**Exercise aim:** Identify every line of the listing below that contains the string "text", matching case exactly, and copy each such line.

########

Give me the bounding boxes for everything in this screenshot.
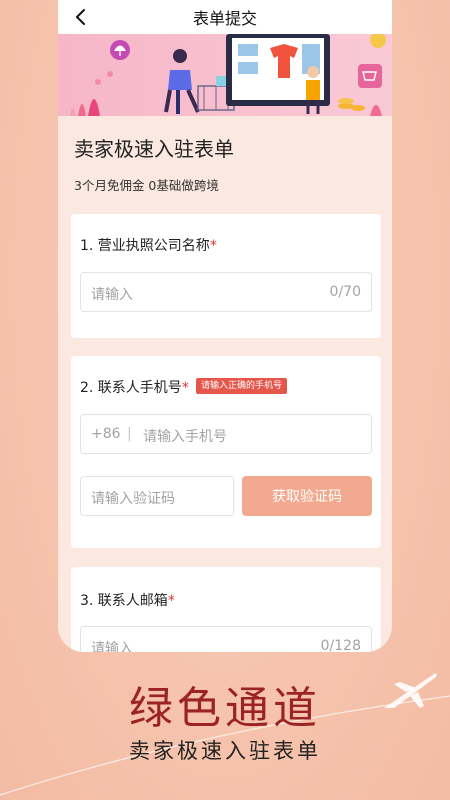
- email-card: 3. 联系人邮箱* 请输入 0/128: [71, 567, 381, 652]
- verification-code-placeholder: 请输入验证码: [91, 491, 175, 507]
- company-name-placeholder: 请输入: [91, 287, 133, 303]
- page-title: 表单提交: [192, 9, 257, 28]
- company-name-input[interactable]: 请输入 0/70: [80, 272, 372, 312]
- company-name-label-text: 1. 营业执照公司名称: [80, 238, 210, 254]
- email-label-text: 3. 联系人邮箱: [80, 593, 168, 609]
- phone-card: 2. 联系人手机号* 请输入正确的手机号 +86 | 请输入手机号 请输入验证码…: [71, 356, 381, 548]
- form-title: 卖家极速入驻表单: [74, 137, 234, 161]
- form-header: 卖家极速入驻表单 3个月免佣金 0基础做跨境: [58, 116, 392, 214]
- phone-warning-badge: 请输入正确的手机号: [196, 378, 288, 394]
- email-label: 3. 联系人邮箱*: [80, 590, 175, 610]
- company-name-counter: 0/70: [329, 284, 361, 300]
- form-subtitle: 3个月免佣金 0基础做跨境: [74, 178, 219, 193]
- promo-slogan: 绿色通道: [129, 683, 321, 734]
- phone-screen: 表单提交 卖家极速入驻表单 3个月免佣金 0基础做跨境 1. 营业执照公司名称*…: [58, 0, 392, 652]
- promo-subtitle: 卖家极速入驻表单: [129, 739, 321, 763]
- back-arrow-icon[interactable]: [72, 8, 90, 26]
- email-input[interactable]: 请输入 0/128: [80, 626, 372, 652]
- get-verification-code-button[interactable]: 获取验证码: [242, 476, 372, 516]
- phone-separator: |: [127, 426, 132, 442]
- top-navigation-bar: 表单提交: [58, 0, 392, 34]
- promo-banner-illustration: [58, 34, 392, 116]
- country-code[interactable]: +86: [91, 426, 121, 442]
- email-placeholder: 请输入: [91, 641, 133, 652]
- phone-placeholder: 请输入手机号: [143, 429, 227, 445]
- phone-input[interactable]: +86 | 请输入手机号: [80, 414, 372, 454]
- verification-code-input[interactable]: 请输入验证码: [80, 476, 234, 516]
- required-mark: *: [167, 593, 175, 609]
- company-name-label: 1. 营业执照公司名称*: [80, 235, 217, 255]
- phone-label-text: 2. 联系人手机号: [80, 380, 182, 396]
- required-mark: *: [181, 380, 189, 396]
- email-counter: 0/128: [320, 638, 361, 652]
- company-name-card: 1. 营业执照公司名称* 请输入 0/70: [71, 214, 381, 338]
- required-mark: *: [209, 238, 217, 254]
- phone-label: 2. 联系人手机号*: [80, 377, 189, 397]
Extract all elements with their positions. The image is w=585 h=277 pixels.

########

**Answer:**
- company-name-label-text: 1. 营业执照公司名称: [80, 238, 210, 254]
- email-label-text: 3. 联系人邮箱: [80, 593, 168, 609]
- phone-label-text: 2. 联系人手机号: [80, 380, 182, 396]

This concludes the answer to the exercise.